start STORED DATA

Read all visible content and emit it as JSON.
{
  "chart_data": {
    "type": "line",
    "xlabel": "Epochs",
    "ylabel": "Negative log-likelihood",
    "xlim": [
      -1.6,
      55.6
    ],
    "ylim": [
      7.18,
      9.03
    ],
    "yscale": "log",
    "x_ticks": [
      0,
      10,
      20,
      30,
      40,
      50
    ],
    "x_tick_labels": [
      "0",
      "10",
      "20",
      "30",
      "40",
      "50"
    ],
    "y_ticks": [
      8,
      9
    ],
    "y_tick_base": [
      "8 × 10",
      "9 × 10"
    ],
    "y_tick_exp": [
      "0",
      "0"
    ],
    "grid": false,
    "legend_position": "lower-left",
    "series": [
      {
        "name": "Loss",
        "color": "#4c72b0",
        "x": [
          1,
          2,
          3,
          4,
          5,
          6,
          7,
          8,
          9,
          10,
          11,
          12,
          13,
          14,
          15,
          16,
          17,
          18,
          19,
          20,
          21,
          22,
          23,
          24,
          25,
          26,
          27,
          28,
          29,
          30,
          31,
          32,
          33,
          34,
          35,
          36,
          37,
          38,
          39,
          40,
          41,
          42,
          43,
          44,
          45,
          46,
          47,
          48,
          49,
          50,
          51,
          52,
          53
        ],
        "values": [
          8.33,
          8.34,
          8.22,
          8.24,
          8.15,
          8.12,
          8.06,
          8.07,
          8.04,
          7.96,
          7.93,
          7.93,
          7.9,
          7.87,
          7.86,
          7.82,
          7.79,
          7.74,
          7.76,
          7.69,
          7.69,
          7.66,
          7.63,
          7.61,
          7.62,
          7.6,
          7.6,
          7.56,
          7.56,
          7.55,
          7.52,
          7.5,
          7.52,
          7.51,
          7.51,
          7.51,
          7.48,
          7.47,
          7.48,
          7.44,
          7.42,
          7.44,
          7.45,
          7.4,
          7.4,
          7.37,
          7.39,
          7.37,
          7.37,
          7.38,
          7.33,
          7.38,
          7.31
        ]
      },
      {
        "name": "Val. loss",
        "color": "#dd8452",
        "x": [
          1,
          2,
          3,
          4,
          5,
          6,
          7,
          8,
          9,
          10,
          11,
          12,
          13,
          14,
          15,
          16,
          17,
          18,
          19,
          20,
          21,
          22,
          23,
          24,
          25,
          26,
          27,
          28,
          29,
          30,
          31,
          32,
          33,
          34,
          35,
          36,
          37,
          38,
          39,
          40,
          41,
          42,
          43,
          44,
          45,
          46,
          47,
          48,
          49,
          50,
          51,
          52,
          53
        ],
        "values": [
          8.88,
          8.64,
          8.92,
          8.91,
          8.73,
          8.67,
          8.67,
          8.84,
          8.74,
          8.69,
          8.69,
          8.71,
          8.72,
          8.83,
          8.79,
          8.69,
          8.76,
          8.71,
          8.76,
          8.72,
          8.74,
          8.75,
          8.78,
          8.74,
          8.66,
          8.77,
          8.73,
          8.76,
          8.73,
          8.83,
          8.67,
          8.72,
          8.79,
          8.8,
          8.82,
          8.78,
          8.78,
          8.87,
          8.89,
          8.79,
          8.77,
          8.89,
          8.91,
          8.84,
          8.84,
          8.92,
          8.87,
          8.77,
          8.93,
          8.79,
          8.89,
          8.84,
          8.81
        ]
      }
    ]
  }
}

end STORED DATA

DESCRIPTION OF THE TASK:
Type the material above out again, exactly.

ANSWER FOR THE TASK:
Read all visible content and emit it as JSON.
{
  "chart_data": {
    "type": "line",
    "xlabel": "Epochs",
    "ylabel": "Negative log-likelihood",
    "xlim": [
      -1.6,
      55.6
    ],
    "ylim": [
      7.18,
      9.03
    ],
    "yscale": "log",
    "x_ticks": [
      0,
      10,
      20,
      30,
      40,
      50
    ],
    "x_tick_labels": [
      "0",
      "10",
      "20",
      "30",
      "40",
      "50"
    ],
    "y_ticks": [
      8,
      9
    ],
    "y_tick_base": [
      "8 × 10",
      "9 × 10"
    ],
    "y_tick_exp": [
      "0",
      "0"
    ],
    "grid": false,
    "legend_position": "lower-left",
    "series": [
      {
        "name": "Loss",
        "color": "#4c72b0",
        "x": [
          1,
          2,
          3,
          4,
          5,
          6,
          7,
          8,
          9,
          10,
          11,
          12,
          13,
          14,
          15,
          16,
          17,
          18,
          19,
          20,
          21,
          22,
          23,
          24,
          25,
          26,
          27,
          28,
          29,
          30,
          31,
          32,
          33,
          34,
          35,
          36,
          37,
          38,
          39,
          40,
          41,
          42,
          43,
          44,
          45,
          46,
          47,
          48,
          49,
          50,
          51,
          52,
          53
        ],
        "values": [
          8.33,
          8.34,
          8.22,
          8.24,
          8.15,
          8.12,
          8.06,
          8.07,
          8.04,
          7.96,
          7.93,
          7.93,
          7.9,
          7.87,
          7.86,
          7.82,
          7.79,
          7.74,
          7.76,
          7.69,
          7.69,
          7.66,
          7.63,
          7.61,
          7.62,
          7.6,
          7.6,
          7.56,
          7.56,
          7.55,
          7.52,
          7.5,
          7.52,
          7.51,
          7.51,
          7.51,
          7.48,
          7.47,
          7.48,
          7.44,
          7.42,
          7.44,
          7.45,
          7.4,
          7.4,
          7.37,
          7.39,
          7.37,
          7.37,
          7.38,
          7.33,
          7.38,
          7.31
        ]
      },
      {
        "name": "Val. loss",
        "color": "#dd8452",
        "x": [
          1,
          2,
          3,
          4,
          5,
          6,
          7,
          8,
          9,
          10,
          11,
          12,
          13,
          14,
          15,
          16,
          17,
          18,
          19,
          20,
          21,
          22,
          23,
          24,
          25,
          26,
          27,
          28,
          29,
          30,
          31,
          32,
          33,
          34,
          35,
          36,
          37,
          38,
          39,
          40,
          41,
          42,
          43,
          44,
          45,
          46,
          47,
          48,
          49,
          50,
          51,
          52,
          53
        ],
        "values": [
          8.88,
          8.64,
          8.92,
          8.91,
          8.73,
          8.67,
          8.67,
          8.84,
          8.74,
          8.69,
          8.69,
          8.71,
          8.72,
          8.83,
          8.79,
          8.69,
          8.76,
          8.71,
          8.76,
          8.72,
          8.74,
          8.75,
          8.78,
          8.74,
          8.66,
          8.77,
          8.73,
          8.76,
          8.73,
          8.83,
          8.67,
          8.72,
          8.79,
          8.8,
          8.82,
          8.78,
          8.78,
          8.87,
          8.89,
          8.79,
          8.77,
          8.89,
          8.91,
          8.84,
          8.84,
          8.92,
          8.87,
          8.77,
          8.93,
          8.79,
          8.89,
          8.84,
          8.81
        ]
      }
    ]
  }
}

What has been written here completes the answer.